What is asked
Every line that holds "Table" should be shown.

Records:

▶

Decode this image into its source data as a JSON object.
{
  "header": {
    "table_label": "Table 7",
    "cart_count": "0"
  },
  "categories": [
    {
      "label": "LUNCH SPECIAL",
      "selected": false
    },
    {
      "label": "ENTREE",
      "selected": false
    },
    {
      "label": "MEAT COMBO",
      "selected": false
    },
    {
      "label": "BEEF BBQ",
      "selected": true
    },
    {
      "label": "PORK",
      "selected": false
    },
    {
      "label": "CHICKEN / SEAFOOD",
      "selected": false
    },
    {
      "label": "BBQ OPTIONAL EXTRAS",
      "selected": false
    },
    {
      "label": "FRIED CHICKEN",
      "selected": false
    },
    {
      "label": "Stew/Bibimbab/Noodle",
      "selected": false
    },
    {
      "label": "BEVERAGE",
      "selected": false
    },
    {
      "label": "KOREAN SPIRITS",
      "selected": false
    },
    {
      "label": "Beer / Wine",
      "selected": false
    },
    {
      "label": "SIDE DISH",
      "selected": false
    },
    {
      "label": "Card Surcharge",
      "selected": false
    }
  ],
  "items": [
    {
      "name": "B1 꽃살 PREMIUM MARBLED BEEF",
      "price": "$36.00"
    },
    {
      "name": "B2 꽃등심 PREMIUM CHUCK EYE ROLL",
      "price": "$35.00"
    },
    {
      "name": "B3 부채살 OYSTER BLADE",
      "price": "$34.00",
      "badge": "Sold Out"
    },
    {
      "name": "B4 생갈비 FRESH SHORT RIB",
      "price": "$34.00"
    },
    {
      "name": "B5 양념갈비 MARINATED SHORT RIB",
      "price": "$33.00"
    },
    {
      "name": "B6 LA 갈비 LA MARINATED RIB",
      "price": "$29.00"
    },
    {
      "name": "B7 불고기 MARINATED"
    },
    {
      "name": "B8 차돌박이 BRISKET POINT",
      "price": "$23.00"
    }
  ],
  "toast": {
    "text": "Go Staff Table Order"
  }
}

◀
▶

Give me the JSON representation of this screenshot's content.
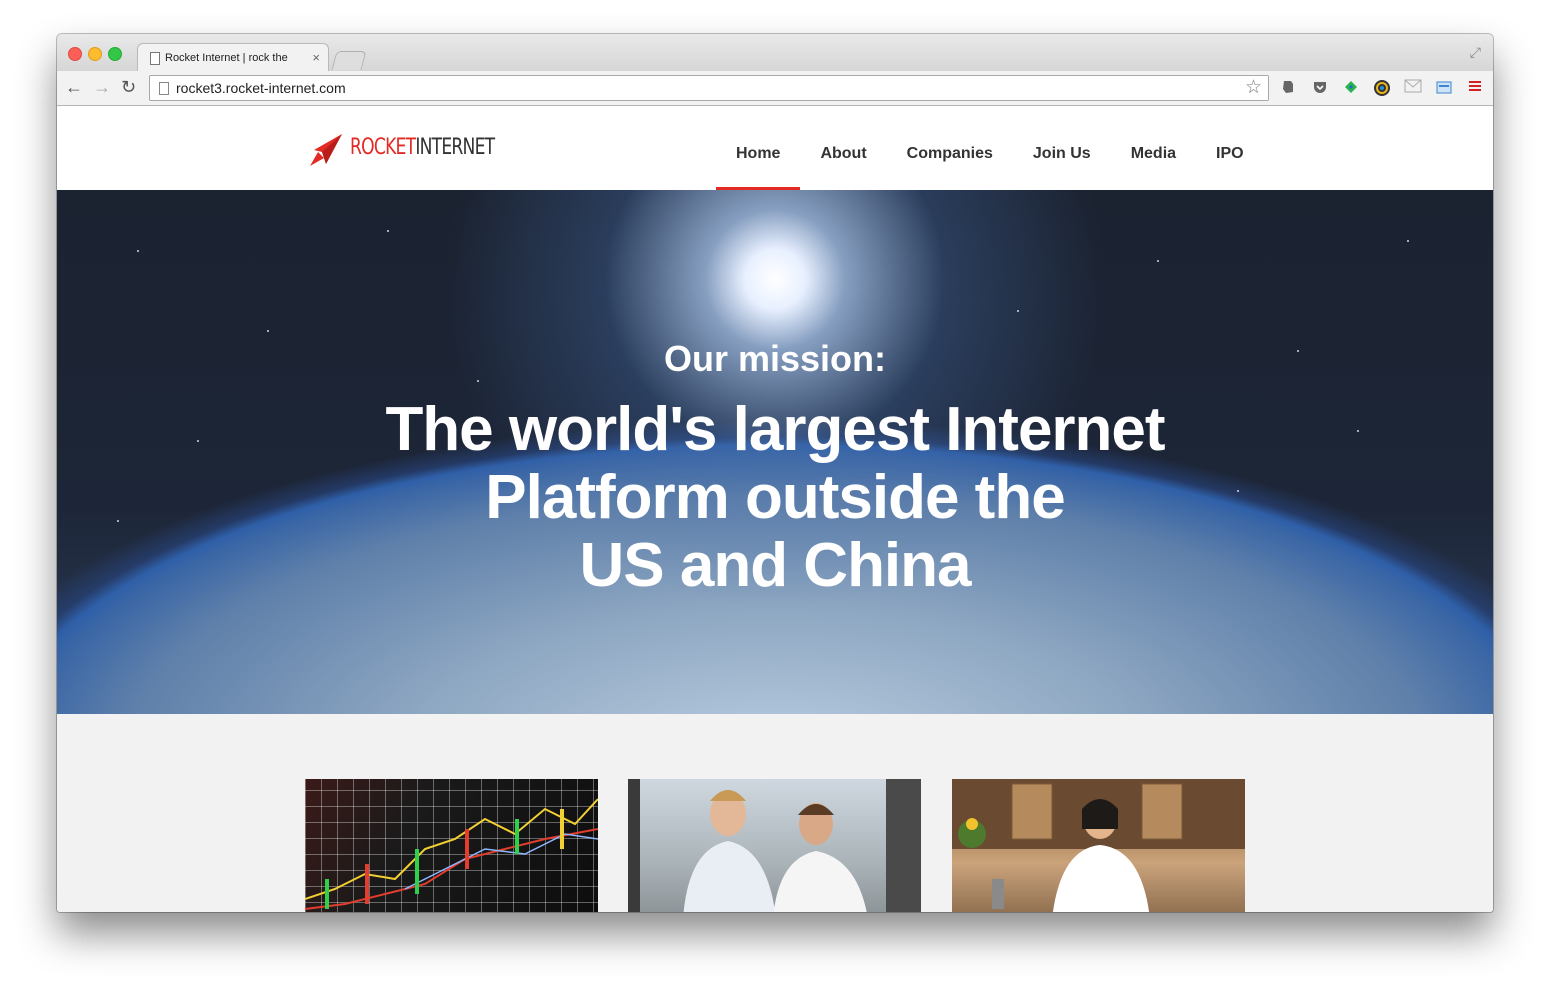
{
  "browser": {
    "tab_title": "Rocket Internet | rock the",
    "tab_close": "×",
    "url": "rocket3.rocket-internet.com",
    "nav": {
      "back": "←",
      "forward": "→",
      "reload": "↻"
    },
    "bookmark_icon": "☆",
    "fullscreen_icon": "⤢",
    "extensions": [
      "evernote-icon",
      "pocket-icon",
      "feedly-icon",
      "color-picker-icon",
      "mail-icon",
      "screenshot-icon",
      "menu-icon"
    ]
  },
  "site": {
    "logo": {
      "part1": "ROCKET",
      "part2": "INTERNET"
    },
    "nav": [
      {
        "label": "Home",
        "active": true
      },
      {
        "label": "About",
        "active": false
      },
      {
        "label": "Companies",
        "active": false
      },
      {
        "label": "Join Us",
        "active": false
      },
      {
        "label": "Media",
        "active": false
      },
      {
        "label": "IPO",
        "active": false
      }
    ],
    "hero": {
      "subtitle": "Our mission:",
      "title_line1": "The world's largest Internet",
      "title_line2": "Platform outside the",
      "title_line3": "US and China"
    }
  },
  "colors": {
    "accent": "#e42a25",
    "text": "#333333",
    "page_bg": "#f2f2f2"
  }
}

◀
▶

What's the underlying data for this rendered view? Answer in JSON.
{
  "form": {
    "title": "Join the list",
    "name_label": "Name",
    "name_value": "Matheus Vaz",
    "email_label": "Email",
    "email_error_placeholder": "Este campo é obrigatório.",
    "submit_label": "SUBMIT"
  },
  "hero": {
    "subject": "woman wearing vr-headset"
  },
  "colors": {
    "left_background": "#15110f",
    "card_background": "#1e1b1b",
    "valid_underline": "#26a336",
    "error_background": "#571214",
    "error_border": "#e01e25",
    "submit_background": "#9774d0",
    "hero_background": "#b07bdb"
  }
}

◀

Expected output
    "table_label": "Table 7",
    "text": "Go Staff Table Order"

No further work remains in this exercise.